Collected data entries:
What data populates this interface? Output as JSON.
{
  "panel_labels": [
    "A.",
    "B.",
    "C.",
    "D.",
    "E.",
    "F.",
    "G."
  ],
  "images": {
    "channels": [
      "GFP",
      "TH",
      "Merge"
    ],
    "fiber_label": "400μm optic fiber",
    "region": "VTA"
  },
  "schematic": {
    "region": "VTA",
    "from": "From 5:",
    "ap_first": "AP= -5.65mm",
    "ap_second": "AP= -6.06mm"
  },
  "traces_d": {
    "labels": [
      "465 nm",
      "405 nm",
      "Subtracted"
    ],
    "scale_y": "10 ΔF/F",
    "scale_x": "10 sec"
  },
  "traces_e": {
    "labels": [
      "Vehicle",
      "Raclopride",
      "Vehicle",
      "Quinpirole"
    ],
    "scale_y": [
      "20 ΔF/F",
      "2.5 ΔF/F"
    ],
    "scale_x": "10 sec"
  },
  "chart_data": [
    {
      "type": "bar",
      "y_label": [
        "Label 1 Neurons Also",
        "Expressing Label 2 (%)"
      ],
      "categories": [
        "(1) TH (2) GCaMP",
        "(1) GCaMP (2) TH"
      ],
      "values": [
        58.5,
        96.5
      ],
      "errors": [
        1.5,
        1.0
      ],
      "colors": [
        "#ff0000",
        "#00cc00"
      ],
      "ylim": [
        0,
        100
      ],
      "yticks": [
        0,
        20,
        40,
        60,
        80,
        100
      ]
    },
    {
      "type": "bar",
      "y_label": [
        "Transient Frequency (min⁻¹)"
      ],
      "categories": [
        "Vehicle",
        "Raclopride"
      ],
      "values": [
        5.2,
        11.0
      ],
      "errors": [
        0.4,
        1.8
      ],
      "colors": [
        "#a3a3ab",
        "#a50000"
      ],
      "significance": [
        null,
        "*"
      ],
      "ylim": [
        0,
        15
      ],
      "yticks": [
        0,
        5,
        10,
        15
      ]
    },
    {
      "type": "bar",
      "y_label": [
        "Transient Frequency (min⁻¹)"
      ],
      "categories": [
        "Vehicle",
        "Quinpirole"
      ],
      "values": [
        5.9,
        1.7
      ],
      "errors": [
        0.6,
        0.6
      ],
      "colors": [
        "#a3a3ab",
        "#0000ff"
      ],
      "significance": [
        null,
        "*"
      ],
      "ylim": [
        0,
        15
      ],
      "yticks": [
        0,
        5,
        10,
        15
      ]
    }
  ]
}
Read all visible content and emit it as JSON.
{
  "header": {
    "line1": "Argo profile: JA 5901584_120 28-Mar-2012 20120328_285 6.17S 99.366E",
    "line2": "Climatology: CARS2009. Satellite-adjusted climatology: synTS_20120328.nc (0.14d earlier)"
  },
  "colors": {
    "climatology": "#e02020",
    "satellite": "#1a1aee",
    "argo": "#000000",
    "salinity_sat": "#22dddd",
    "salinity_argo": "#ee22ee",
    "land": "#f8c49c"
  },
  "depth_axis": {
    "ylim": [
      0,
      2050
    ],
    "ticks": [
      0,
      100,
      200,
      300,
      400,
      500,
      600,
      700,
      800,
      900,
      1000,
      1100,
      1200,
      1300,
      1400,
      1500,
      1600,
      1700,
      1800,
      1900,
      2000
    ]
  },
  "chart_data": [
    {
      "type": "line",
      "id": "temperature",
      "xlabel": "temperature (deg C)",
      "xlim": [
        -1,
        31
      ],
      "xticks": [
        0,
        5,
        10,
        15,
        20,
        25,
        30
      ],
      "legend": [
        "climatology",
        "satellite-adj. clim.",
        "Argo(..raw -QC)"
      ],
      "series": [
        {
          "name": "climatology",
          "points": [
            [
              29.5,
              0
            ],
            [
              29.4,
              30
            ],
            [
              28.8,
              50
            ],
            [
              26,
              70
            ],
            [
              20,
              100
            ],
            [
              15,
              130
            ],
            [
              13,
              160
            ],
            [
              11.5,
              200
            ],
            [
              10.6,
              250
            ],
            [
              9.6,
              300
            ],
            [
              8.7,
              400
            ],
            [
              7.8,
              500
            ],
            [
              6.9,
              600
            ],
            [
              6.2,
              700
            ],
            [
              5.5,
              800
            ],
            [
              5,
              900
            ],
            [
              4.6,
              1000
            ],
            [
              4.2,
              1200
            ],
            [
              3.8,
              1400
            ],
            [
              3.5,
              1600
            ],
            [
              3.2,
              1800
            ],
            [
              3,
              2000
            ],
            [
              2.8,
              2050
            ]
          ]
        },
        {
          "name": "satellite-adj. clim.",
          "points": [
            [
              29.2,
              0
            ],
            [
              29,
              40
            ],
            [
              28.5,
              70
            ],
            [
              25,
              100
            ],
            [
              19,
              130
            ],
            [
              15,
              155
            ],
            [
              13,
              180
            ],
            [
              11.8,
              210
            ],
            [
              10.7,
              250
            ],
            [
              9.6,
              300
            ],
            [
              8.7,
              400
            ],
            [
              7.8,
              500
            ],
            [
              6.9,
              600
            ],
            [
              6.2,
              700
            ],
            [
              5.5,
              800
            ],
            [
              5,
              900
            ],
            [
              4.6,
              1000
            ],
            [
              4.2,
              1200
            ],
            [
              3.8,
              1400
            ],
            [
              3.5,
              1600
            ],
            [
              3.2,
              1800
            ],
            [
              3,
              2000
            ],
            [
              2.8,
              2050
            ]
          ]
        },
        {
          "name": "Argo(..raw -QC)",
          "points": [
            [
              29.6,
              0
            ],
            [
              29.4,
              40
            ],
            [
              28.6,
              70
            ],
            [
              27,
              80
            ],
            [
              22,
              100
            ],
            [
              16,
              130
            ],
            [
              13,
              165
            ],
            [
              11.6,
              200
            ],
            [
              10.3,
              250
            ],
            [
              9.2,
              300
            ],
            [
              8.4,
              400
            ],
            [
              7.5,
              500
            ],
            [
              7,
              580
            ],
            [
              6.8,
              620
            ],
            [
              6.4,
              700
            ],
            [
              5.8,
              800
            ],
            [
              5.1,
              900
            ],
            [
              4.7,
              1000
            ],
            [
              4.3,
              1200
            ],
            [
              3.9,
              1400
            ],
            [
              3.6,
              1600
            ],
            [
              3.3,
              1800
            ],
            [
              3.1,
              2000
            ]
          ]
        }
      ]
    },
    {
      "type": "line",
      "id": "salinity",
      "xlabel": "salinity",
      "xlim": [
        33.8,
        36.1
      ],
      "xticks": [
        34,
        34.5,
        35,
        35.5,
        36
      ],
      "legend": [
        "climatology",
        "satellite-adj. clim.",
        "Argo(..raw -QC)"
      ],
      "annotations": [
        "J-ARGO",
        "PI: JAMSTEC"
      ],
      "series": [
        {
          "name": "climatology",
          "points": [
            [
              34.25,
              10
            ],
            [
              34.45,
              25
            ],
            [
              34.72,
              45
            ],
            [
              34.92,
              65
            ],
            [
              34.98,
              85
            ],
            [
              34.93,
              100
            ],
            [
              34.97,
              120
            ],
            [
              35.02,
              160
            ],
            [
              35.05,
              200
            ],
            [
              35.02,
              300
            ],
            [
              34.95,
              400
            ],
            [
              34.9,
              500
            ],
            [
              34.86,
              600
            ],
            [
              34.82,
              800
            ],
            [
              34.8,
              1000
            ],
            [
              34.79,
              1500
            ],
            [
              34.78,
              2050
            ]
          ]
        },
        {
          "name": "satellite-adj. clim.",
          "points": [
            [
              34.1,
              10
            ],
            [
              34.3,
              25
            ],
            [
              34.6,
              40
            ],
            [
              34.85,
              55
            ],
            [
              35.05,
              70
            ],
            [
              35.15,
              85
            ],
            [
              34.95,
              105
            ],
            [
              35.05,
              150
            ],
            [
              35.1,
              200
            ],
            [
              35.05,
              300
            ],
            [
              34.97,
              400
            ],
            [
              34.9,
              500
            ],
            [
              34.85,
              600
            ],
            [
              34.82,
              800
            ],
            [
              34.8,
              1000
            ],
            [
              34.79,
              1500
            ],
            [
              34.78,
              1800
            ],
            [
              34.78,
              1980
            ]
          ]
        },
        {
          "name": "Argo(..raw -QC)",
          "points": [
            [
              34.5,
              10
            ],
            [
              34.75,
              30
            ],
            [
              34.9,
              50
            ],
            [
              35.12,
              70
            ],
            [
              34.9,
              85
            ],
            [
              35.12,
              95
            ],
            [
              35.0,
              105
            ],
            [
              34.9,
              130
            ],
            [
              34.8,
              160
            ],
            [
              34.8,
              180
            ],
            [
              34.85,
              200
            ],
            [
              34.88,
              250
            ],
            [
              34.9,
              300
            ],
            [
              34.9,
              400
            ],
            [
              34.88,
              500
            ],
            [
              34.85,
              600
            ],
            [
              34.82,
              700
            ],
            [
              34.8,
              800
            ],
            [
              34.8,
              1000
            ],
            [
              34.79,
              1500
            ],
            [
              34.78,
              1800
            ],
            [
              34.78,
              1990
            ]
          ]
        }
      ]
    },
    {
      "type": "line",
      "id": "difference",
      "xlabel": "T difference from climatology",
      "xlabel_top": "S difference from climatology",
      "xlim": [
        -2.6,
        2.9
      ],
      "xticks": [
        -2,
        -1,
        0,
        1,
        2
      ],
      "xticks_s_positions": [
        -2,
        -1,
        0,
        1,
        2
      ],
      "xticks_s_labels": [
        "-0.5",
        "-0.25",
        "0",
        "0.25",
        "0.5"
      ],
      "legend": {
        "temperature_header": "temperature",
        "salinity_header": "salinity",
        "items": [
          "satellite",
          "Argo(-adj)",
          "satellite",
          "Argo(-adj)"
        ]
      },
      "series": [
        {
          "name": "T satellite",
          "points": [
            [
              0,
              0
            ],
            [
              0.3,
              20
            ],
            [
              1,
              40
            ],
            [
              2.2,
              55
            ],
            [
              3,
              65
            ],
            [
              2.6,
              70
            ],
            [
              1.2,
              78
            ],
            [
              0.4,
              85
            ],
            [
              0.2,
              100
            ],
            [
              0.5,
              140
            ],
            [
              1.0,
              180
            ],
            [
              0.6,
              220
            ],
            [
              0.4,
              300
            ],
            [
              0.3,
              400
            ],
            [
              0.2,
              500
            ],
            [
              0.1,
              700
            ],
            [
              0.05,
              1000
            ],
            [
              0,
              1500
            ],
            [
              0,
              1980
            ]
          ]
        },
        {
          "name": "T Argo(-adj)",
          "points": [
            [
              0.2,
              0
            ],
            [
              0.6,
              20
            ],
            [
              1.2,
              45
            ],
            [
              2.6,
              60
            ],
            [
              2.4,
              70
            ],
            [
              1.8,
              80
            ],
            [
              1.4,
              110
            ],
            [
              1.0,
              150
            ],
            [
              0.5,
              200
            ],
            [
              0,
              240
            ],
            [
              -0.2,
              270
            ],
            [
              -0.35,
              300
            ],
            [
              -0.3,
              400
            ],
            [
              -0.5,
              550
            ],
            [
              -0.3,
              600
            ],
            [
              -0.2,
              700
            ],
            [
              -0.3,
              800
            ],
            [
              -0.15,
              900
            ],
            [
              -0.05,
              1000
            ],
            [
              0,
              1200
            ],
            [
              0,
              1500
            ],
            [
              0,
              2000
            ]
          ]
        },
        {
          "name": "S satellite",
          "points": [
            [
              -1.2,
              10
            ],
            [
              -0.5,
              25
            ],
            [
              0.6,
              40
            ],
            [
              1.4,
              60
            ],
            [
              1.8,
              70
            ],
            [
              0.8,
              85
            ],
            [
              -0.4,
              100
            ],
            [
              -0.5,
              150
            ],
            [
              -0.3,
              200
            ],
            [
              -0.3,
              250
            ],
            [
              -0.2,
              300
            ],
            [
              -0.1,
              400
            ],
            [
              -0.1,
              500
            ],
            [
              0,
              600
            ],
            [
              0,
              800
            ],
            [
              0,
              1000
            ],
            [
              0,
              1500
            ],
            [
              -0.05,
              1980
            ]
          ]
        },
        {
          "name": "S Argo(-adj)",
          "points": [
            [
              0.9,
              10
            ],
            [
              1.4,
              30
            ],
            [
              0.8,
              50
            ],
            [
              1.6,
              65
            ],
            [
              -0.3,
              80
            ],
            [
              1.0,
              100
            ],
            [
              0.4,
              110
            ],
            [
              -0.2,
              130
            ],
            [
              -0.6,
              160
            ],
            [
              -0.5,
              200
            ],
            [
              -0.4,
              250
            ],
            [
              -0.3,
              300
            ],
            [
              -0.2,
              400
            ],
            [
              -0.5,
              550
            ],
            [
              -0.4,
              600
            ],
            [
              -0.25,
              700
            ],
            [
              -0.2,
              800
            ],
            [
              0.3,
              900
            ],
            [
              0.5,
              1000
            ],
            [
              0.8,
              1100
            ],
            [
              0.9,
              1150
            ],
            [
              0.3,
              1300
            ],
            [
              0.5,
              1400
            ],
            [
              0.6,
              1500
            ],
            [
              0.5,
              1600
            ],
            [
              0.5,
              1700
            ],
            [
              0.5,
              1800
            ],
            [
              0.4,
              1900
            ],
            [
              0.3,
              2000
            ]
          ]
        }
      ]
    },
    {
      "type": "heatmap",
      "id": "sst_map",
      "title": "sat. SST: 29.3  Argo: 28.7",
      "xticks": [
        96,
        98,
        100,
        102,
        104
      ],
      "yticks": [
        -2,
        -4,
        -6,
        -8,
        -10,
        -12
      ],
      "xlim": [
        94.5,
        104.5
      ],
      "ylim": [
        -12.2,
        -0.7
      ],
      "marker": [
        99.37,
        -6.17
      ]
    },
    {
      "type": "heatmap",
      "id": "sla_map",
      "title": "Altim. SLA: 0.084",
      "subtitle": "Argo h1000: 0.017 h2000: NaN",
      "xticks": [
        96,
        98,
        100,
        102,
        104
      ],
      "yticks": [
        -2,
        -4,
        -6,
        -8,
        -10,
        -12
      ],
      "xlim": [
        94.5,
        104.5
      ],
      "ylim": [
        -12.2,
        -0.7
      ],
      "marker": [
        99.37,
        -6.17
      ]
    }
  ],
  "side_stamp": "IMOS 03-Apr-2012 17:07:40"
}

_INSTRUCTIONS TO FOLLOW_: Extract from the material all lines containing the string "temperature".

_SOLUTION TO THIS PROBLEM_:
      "id": "temperature",
      "xlabel": "temperature (deg C)",
        "temperature_header": "temperature",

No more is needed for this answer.